-- Data for this task --
..........

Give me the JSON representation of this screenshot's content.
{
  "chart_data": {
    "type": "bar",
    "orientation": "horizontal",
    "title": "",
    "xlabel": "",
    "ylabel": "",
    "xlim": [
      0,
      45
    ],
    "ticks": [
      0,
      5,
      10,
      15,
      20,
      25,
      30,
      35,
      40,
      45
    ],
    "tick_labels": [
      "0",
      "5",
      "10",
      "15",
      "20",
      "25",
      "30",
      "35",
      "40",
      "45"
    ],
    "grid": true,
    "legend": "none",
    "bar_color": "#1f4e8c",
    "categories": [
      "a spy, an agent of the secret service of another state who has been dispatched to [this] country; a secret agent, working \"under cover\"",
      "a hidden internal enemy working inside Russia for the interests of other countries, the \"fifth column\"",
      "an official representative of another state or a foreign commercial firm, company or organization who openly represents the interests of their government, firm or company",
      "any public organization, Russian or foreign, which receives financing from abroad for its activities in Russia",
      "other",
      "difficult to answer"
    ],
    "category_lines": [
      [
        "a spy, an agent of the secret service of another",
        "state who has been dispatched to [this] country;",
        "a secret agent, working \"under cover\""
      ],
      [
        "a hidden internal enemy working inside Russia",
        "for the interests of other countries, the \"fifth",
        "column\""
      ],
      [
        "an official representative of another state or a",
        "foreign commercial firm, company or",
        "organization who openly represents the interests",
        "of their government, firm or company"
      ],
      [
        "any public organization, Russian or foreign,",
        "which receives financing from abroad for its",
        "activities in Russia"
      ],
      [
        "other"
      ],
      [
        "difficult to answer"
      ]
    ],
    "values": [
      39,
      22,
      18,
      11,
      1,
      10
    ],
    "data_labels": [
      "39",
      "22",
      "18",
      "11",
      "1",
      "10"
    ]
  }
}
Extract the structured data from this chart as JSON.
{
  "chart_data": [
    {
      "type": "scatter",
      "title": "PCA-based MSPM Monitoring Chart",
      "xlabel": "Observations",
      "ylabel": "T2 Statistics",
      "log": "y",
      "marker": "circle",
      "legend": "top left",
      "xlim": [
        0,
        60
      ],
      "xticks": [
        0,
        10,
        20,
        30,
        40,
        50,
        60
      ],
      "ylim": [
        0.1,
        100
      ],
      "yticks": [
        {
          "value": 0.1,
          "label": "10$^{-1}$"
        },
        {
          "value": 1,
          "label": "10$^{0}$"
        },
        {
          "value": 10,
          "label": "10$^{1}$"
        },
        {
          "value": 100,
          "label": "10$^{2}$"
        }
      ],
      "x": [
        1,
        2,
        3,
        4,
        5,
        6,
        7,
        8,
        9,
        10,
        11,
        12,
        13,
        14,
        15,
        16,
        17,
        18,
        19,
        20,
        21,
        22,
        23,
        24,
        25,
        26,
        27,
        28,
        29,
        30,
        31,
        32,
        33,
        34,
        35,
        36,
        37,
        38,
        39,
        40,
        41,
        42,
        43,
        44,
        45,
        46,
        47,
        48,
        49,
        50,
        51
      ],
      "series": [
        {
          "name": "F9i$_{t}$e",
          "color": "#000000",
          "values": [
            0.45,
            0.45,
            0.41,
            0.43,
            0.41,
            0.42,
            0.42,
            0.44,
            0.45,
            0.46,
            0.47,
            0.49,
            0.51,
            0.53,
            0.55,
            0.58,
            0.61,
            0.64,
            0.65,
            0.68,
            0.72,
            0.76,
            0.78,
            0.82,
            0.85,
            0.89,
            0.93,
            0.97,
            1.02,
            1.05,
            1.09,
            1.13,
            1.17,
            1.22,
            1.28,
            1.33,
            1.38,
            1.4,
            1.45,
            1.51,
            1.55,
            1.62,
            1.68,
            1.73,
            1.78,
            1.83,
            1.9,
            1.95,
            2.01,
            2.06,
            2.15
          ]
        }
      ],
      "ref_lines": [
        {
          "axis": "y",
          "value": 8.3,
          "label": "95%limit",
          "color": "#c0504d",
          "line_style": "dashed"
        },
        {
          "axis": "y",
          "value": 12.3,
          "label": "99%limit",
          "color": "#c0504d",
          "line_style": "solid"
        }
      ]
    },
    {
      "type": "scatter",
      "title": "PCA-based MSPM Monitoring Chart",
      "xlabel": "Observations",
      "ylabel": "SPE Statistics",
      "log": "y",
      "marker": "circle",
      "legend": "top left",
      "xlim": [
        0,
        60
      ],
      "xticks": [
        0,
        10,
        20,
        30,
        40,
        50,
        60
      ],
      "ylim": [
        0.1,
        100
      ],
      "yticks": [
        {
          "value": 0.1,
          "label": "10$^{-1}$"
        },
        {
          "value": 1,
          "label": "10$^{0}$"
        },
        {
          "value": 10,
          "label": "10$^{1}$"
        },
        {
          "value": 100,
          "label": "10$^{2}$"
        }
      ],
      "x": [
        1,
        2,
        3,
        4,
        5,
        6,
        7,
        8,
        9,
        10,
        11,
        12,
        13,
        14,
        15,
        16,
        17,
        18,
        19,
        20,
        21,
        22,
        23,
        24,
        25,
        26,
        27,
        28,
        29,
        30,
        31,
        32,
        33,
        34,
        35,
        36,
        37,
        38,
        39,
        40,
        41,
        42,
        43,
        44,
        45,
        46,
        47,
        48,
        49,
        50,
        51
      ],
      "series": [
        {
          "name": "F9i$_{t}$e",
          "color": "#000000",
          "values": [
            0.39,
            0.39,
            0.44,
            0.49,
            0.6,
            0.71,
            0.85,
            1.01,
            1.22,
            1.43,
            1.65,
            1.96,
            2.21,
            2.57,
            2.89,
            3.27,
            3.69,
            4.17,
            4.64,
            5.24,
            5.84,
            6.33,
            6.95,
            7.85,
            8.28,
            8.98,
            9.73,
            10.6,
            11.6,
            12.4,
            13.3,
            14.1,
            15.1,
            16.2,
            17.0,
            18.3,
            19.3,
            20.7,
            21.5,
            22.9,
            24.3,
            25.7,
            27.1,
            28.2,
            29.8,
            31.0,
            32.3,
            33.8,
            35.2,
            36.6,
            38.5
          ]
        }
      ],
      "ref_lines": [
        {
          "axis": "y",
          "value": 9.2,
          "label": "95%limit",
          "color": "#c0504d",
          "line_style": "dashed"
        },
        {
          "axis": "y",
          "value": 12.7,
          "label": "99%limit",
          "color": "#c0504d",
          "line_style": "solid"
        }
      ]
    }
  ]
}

..........

-- Instruction --
From the listing above, pick out each line where the word "internal" appears.

-- Solved exercise --
      "a hidden internal enemy working inside Russia for the interests of other countries, the \"fifth column\"",
        "a hidden internal enemy working inside Russia",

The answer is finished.